[start]

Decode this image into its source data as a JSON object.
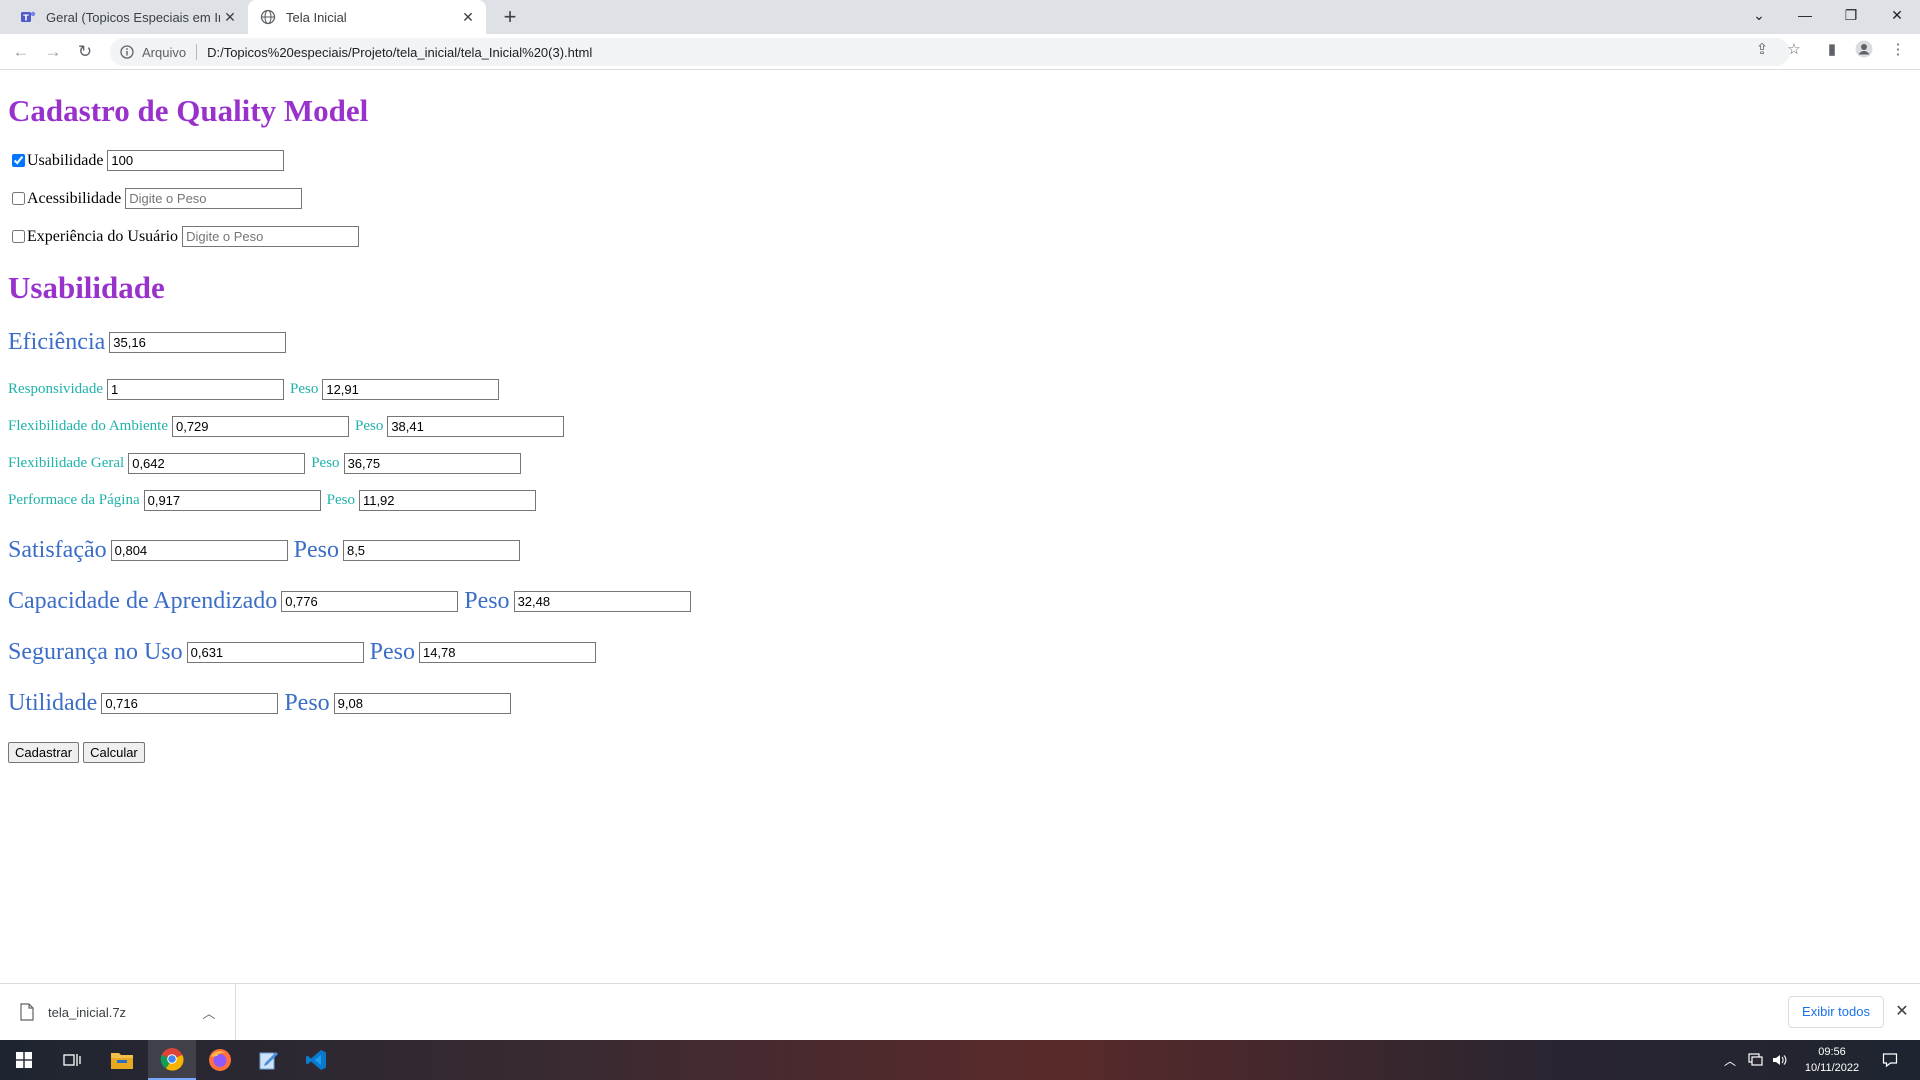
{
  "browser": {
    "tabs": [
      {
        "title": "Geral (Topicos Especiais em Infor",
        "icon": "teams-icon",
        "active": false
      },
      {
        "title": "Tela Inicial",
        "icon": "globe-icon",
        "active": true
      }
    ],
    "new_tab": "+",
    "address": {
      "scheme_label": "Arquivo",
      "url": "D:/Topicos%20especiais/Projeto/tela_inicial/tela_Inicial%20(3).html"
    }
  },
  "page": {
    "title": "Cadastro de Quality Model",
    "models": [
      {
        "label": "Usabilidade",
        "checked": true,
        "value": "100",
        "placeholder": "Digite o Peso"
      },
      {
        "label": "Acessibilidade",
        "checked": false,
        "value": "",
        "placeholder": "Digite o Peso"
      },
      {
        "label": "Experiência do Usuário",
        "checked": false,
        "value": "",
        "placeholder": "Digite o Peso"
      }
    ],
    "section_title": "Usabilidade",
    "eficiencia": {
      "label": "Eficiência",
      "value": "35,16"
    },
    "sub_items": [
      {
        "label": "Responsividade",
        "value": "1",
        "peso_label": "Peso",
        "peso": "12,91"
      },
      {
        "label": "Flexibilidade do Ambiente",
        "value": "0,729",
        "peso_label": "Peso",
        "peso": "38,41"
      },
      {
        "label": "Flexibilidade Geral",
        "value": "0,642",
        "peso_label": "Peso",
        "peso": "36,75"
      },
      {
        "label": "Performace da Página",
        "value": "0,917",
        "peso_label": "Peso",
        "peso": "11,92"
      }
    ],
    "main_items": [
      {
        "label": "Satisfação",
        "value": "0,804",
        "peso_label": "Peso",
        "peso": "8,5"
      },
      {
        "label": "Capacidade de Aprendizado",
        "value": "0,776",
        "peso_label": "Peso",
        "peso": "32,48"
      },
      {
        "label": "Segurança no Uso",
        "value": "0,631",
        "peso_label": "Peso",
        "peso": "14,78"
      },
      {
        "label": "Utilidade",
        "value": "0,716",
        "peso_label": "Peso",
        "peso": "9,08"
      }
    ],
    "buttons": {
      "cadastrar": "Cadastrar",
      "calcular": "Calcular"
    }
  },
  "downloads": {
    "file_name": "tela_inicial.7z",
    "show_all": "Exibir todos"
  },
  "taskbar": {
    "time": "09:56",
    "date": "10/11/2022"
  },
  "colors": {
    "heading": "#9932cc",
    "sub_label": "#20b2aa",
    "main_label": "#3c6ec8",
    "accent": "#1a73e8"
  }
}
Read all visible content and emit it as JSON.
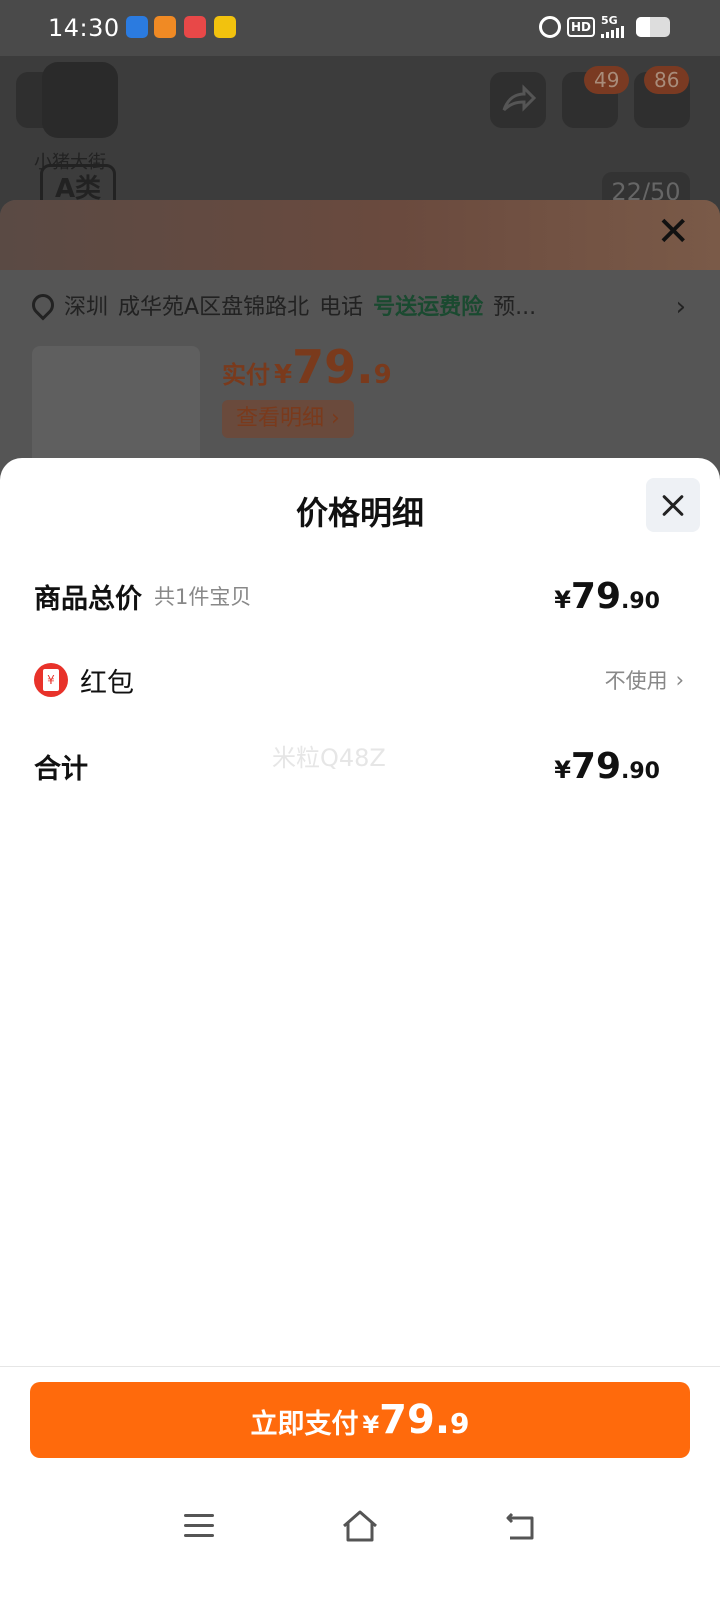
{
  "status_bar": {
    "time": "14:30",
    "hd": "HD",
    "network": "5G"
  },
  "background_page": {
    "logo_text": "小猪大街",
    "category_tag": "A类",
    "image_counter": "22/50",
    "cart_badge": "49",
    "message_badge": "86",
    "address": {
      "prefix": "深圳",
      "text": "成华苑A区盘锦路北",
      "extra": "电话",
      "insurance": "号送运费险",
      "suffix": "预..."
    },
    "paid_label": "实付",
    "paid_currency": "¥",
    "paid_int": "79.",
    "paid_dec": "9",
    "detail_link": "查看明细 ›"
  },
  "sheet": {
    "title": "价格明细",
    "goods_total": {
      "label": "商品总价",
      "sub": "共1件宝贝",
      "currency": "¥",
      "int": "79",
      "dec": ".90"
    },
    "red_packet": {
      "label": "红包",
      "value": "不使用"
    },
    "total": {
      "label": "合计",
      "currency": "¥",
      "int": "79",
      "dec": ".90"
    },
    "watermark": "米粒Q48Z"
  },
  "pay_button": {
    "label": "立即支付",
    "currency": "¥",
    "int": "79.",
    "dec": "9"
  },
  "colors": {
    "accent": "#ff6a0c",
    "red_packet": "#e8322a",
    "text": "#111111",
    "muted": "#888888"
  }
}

[end]

Restate each entry word for word, please, but drop any images it holds.

> _Response_
Decode this image into its source data as a JSON object.
{
  "browser": {
    "tabs": [
      {
        "title": "Geral (Topicos Especiais em Infor",
        "icon": "teams-icon",
        "active": false
      },
      {
        "title": "Tela Inicial",
        "icon": "globe-icon",
        "active": true
      }
    ],
    "new_tab": "+",
    "address": {
      "scheme_label": "Arquivo",
      "url": "D:/Topicos%20especiais/Projeto/tela_inicial/tela_Inicial%20(3).html"
    }
  },
  "page": {
    "title": "Cadastro de Quality Model",
    "models": [
      {
        "label": "Usabilidade",
        "checked": true,
        "value": "100",
        "placeholder": "Digite o Peso"
      },
      {
        "label": "Acessibilidade",
        "checked": false,
        "value": "",
        "placeholder": "Digite o Peso"
      },
      {
        "label": "Experiência do Usuário",
        "checked": false,
        "value": "",
        "placeholder": "Digite o Peso"
      }
    ],
    "section_title": "Usabilidade",
    "eficiencia": {
      "label": "Eficiência",
      "value": "35,16"
    },
    "sub_items": [
      {
        "label": "Responsividade",
        "value": "1",
        "peso_label": "Peso",
        "peso": "12,91"
      },
      {
        "label": "Flexibilidade do Ambiente",
        "value": "0,729",
        "peso_label": "Peso",
        "peso": "38,41"
      },
      {
        "label": "Flexibilidade Geral",
        "value": "0,642",
        "peso_label": "Peso",
        "peso": "36,75"
      },
      {
        "label": "Performace da Página",
        "value": "0,917",
        "peso_label": "Peso",
        "peso": "11,92"
      }
    ],
    "main_items": [
      {
        "label": "Satisfação",
        "value": "0,804",
        "peso_label": "Peso",
        "peso": "8,5"
      },
      {
        "label": "Capacidade de Aprendizado",
        "value": "0,776",
        "peso_label": "Peso",
        "peso": "32,48"
      },
      {
        "label": "Segurança no Uso",
        "value": "0,631",
        "peso_label": "Peso",
        "peso": "14,78"
      },
      {
        "label": "Utilidade",
        "value": "0,716",
        "peso_label": "Peso",
        "peso": "9,08"
      }
    ],
    "buttons": {
      "cadastrar": "Cadastrar",
      "calcular": "Calcular"
    }
  },
  "downloads": {
    "file_name": "tela_inicial.7z",
    "show_all": "Exibir todos"
  },
  "taskbar": {
    "time": "09:56",
    "date": "10/11/2022"
  },
  "colors": {
    "heading": "#9932cc",
    "sub_label": "#20b2aa",
    "main_label": "#3c6ec8",
    "accent": "#1a73e8"
  }
}
Read all visible content and emit it as JSON.
{
  "status_bar": {
    "time": "14:30",
    "hd": "HD",
    "network": "5G"
  },
  "background_page": {
    "logo_text": "小猪大街",
    "category_tag": "A类",
    "image_counter": "22/50",
    "cart_badge": "49",
    "message_badge": "86",
    "address": {
      "prefix": "深圳",
      "text": "成华苑A区盘锦路北",
      "extra": "电话",
      "insurance": "号送运费险",
      "suffix": "预..."
    },
    "paid_label": "实付",
    "paid_currency": "¥",
    "paid_int": "79.",
    "paid_dec": "9",
    "detail_link": "查看明细 ›"
  },
  "sheet": {
    "title": "价格明细",
    "goods_total": {
      "label": "商品总价",
      "sub": "共1件宝贝",
      "currency": "¥",
      "int": "79",
      "dec": ".90"
    },
    "red_packet": {
      "label": "红包",
      "value": "不使用"
    },
    "total": {
      "label": "合计",
      "currency": "¥",
      "int": "79",
      "dec": ".90"
    },
    "watermark": "米粒Q48Z"
  },
  "pay_button": {
    "label": "立即支付",
    "currency": "¥",
    "int": "79.",
    "dec": "9"
  },
  "colors": {
    "accent": "#ff6a0c",
    "red_packet": "#e8322a",
    "text": "#111111",
    "muted": "#888888"
  }
}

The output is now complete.